Stored items:
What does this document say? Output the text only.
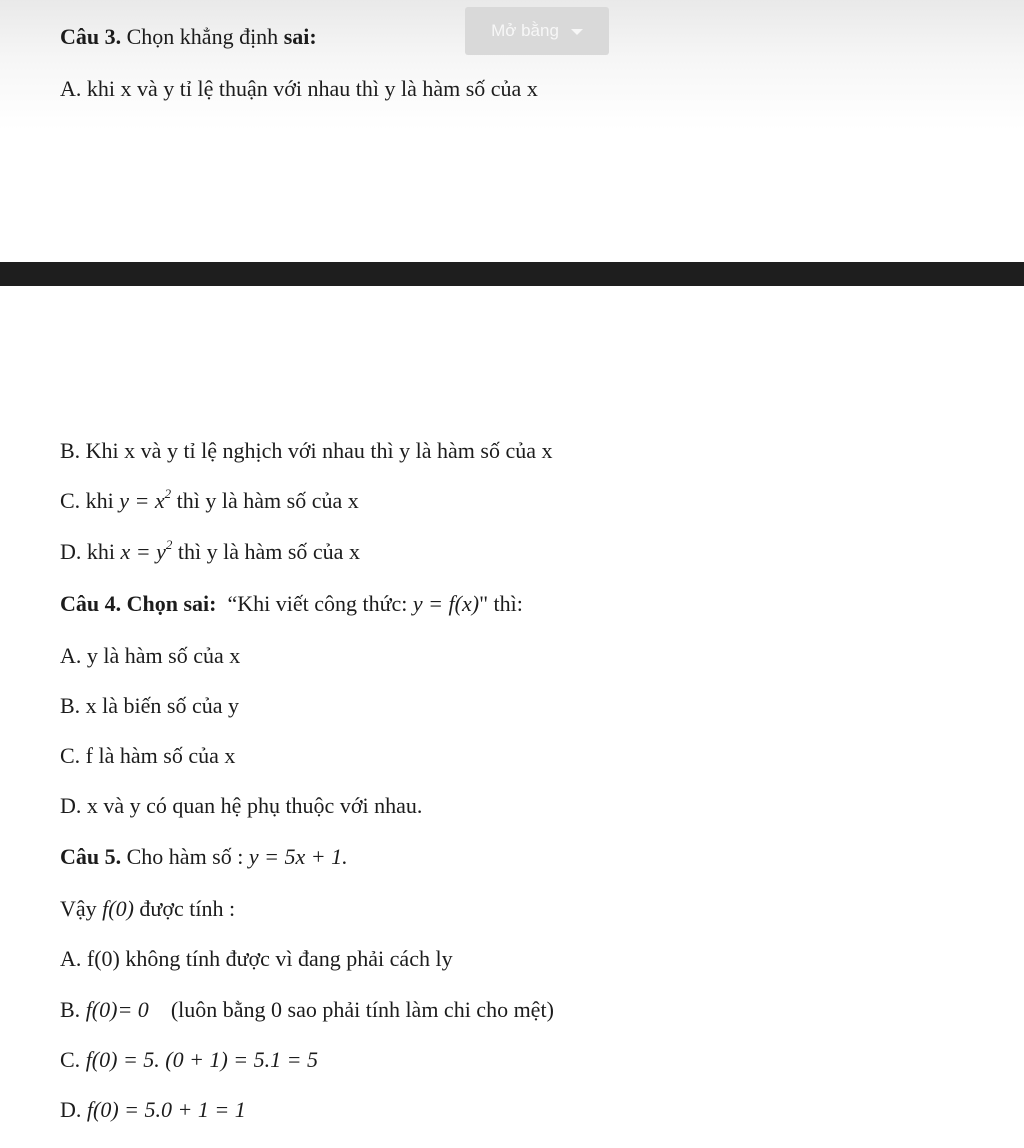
Mở bằng
Câu 3. Chọn khẳng định sai:
A. khi x và y tỉ lệ thuận với nhau thì y là hàm số của x
B. Khi x và y tỉ lệ nghịch với nhau thì y là hàm số của x
C. khi $y = x^2$ thì y là hàm số của x
D. khi $x = y^2$ thì y là hàm số của x
Câu 4. Chọn sai: “Khi viết công thức: y = f(x)" thì:
A. y là hàm số của x
B. x là biến số của y
C. f là hàm số của x
D. x và y có quan hệ phụ thuộc với nhau.
Câu 5. Cho hàm số : y = 5x + 1.
Vậy f(0) được tính :
A. f(0) không tính được vì đang phải cách ly
B. f(0)= 0 (luôn bằng 0 sao phải tính làm chi cho mệt)
C. f(0) = 5. (0 + 1) = 5.1 = 5
D. f(0) = 5.0 + 1 = 1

[Task requirements]:
None of the pictures should appear; repeat the records exactly otherwise.

[The answer]:
What does this document say? Output the text only.
Mở bằng
Câu 3. Chọn khẳng định sai:
A. khi x và y tỉ lệ thuận với nhau thì y là hàm số của x
B. Khi x và y tỉ lệ nghịch với nhau thì y là hàm số của x
C. khi $y = x^2$ thì y là hàm số của x
D. khi $x = y^2$ thì y là hàm số của x
Câu 4. Chọn sai: “Khi viết công thức: y = f(x)" thì:
A. y là hàm số của x
B. x là biến số của y
C. f là hàm số của x
D. x và y có quan hệ phụ thuộc với nhau.
Câu 5. Cho hàm số : y = 5x + 1.
Vậy f(0) được tính :
A. f(0) không tính được vì đang phải cách ly
B. f(0)= 0 (luôn bằng 0 sao phải tính làm chi cho mệt)
C. f(0) = 5. (0 + 1) = 5.1 = 5
D. f(0) = 5.0 + 1 = 1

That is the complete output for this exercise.